• _Set task_: Where a line contains the word "name", copy that line in full.

================================

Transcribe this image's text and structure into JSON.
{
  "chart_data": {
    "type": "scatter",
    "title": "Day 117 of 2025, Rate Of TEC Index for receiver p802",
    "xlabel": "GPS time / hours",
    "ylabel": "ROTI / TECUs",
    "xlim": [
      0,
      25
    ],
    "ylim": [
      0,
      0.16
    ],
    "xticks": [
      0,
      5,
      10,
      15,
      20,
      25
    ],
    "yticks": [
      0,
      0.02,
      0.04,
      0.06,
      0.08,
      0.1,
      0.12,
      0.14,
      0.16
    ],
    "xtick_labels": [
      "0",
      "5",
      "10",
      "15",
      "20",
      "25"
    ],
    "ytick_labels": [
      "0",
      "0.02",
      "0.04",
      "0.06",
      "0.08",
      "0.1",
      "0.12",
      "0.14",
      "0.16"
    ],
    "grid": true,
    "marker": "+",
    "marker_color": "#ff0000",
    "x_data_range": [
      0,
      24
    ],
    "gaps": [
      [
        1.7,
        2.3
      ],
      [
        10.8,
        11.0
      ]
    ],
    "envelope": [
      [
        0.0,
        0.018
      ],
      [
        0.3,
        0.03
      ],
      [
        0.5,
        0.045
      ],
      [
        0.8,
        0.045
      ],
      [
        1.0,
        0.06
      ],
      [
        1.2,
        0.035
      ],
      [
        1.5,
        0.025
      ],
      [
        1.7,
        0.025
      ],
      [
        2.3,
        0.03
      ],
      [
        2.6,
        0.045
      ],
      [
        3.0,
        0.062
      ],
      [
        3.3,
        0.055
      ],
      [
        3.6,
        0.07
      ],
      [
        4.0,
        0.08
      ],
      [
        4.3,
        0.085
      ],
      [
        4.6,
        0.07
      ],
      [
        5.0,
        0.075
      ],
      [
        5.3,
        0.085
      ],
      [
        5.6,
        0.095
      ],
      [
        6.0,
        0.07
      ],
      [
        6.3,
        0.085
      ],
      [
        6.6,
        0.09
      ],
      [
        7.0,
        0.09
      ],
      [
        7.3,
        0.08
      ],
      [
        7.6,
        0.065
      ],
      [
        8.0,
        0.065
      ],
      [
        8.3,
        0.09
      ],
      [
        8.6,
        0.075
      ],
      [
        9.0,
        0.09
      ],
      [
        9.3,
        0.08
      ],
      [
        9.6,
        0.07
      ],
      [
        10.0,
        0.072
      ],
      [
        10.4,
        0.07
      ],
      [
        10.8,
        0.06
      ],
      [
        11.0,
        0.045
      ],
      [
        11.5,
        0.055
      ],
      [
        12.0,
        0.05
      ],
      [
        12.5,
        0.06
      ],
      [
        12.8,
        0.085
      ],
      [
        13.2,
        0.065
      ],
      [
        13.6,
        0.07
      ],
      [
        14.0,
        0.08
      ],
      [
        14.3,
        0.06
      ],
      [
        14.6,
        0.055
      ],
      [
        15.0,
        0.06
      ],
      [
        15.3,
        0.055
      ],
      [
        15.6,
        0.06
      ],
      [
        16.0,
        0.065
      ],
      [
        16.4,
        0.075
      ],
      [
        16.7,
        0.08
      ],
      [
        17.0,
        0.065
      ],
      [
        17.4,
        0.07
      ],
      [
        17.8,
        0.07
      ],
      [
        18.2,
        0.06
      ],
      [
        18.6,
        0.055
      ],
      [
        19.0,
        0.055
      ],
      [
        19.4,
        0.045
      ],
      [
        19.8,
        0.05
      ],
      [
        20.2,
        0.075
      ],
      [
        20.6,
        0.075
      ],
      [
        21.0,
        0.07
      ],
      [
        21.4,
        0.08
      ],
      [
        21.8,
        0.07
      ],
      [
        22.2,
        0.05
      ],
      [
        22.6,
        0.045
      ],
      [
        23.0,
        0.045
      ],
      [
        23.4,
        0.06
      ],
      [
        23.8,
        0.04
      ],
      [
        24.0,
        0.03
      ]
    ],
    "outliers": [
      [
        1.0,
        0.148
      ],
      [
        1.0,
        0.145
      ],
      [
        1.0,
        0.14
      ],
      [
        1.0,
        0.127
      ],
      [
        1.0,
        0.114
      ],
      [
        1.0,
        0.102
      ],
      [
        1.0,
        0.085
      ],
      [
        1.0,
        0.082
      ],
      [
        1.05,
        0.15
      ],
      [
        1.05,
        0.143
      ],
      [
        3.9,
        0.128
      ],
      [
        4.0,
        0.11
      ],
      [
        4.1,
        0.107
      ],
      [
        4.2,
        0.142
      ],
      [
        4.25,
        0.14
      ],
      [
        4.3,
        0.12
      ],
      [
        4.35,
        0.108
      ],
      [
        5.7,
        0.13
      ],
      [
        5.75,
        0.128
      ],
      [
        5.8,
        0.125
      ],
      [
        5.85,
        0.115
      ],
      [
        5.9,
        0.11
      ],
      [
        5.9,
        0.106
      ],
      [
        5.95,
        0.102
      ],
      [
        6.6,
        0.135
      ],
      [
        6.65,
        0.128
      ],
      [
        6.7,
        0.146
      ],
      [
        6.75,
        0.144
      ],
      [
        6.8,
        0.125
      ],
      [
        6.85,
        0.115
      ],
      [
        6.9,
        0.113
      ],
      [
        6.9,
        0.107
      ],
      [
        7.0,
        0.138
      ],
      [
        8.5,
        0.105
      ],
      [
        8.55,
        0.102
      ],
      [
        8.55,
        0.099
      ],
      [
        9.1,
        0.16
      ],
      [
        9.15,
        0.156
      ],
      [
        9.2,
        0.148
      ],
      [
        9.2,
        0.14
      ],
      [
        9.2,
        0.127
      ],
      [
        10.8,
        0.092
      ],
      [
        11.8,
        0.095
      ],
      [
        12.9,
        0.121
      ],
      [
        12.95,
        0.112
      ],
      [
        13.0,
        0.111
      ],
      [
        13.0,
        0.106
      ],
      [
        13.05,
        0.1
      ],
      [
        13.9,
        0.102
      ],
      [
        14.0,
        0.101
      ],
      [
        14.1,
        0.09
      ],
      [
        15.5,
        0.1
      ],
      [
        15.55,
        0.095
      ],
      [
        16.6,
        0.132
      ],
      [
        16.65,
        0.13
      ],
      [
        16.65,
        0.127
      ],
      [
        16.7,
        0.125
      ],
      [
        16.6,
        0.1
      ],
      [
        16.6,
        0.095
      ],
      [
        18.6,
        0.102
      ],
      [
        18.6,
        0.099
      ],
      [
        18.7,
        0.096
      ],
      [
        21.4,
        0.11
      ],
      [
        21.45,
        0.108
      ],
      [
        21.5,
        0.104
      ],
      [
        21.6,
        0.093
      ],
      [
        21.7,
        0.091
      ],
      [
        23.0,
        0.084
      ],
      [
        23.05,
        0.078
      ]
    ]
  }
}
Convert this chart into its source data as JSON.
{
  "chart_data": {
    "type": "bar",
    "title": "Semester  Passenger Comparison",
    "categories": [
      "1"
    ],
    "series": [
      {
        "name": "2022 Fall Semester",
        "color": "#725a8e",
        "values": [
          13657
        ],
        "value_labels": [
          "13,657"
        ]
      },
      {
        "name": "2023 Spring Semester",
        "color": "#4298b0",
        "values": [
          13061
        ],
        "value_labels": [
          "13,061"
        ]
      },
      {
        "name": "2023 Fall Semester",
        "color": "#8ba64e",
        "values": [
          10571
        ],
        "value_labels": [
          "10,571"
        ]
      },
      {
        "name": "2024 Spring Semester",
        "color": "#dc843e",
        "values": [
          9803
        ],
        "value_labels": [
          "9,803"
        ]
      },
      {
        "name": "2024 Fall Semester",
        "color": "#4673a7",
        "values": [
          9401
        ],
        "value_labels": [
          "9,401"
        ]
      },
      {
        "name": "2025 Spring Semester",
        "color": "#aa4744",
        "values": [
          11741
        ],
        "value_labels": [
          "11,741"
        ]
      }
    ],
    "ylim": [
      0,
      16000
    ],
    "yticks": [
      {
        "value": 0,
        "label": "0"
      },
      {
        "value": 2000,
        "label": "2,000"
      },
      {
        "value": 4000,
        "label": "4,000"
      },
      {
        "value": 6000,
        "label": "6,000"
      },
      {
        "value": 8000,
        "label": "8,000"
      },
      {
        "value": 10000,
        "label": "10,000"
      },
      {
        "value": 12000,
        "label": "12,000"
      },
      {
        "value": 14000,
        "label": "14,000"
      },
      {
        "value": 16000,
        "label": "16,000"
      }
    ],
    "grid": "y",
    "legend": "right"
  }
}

================================

• _The answer_:
        "name": "2022 Fall Semester",
        "name": "2023 Spring Semester",
        "name": "2023 Fall Semester",
        "name": "2024 Spring Semester",
        "name": "2024 Fall Semester",
        "name": "2025 Spring Semester",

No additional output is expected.